* Figure content listings
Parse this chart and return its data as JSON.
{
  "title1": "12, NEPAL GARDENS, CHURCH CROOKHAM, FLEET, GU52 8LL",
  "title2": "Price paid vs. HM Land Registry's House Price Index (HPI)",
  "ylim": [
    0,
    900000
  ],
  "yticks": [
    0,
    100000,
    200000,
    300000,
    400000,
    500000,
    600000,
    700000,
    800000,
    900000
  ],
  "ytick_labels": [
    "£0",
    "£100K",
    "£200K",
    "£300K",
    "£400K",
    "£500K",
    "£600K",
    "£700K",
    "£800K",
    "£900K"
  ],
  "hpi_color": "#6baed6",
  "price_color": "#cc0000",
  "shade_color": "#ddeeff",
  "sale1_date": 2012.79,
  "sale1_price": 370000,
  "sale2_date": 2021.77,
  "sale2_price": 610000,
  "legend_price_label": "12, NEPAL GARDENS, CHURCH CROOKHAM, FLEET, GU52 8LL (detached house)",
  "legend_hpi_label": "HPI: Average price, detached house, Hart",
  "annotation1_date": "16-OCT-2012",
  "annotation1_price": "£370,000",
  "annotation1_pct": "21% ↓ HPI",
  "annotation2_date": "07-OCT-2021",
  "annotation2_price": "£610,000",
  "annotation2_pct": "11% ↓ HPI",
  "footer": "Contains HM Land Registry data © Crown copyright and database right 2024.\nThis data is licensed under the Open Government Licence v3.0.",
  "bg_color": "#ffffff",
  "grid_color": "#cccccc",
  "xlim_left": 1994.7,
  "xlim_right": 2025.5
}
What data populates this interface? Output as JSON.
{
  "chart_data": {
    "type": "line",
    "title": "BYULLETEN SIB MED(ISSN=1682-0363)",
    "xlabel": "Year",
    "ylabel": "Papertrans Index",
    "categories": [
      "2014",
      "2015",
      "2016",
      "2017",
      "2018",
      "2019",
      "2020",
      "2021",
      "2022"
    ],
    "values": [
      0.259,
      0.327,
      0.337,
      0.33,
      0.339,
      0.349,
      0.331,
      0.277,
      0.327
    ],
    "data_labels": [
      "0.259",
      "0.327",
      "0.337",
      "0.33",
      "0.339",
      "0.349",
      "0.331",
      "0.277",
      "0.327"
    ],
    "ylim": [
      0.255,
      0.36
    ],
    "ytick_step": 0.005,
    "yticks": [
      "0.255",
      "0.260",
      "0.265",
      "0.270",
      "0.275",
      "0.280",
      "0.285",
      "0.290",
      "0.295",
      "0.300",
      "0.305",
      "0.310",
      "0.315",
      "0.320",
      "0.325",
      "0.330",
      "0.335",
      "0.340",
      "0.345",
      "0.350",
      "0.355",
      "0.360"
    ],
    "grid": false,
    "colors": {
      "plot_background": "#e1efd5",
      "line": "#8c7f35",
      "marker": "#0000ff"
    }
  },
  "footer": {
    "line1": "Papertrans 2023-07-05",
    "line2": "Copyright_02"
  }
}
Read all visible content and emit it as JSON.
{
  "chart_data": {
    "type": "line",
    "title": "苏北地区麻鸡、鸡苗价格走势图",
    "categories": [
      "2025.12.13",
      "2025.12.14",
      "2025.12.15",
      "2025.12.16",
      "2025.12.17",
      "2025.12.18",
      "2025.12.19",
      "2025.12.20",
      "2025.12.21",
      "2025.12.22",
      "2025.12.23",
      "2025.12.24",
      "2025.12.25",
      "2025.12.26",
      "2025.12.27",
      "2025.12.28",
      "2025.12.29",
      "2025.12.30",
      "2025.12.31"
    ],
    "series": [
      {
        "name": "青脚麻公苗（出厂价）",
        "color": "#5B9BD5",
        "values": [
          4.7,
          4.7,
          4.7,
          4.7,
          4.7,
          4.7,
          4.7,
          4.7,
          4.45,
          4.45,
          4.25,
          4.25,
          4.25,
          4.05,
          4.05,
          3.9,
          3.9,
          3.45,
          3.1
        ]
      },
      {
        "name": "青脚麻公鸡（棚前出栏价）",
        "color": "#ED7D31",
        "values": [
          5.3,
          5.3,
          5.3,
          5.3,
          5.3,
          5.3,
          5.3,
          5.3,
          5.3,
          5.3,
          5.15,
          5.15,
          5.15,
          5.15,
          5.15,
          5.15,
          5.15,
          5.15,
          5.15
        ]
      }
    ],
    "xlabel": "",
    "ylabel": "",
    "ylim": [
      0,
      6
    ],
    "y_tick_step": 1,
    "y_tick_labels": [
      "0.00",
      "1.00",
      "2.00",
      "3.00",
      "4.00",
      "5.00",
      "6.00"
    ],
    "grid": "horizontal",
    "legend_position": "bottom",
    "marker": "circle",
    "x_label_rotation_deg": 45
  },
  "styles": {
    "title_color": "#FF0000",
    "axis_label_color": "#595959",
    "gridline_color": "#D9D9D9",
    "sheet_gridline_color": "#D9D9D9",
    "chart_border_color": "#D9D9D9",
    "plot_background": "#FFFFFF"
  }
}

* EXERCISE DETAILS
Gather from the records above every line containing the string "CROOKHAM".

* ANSWER
  "title1": "12, NEPAL GARDENS, CHURCH CROOKHAM, FLEET, GU52 8LL",
  "legend_price_label": "12, NEPAL GARDENS, CHURCH CROOKHAM, FLEET, GU52 8LL (detached house)",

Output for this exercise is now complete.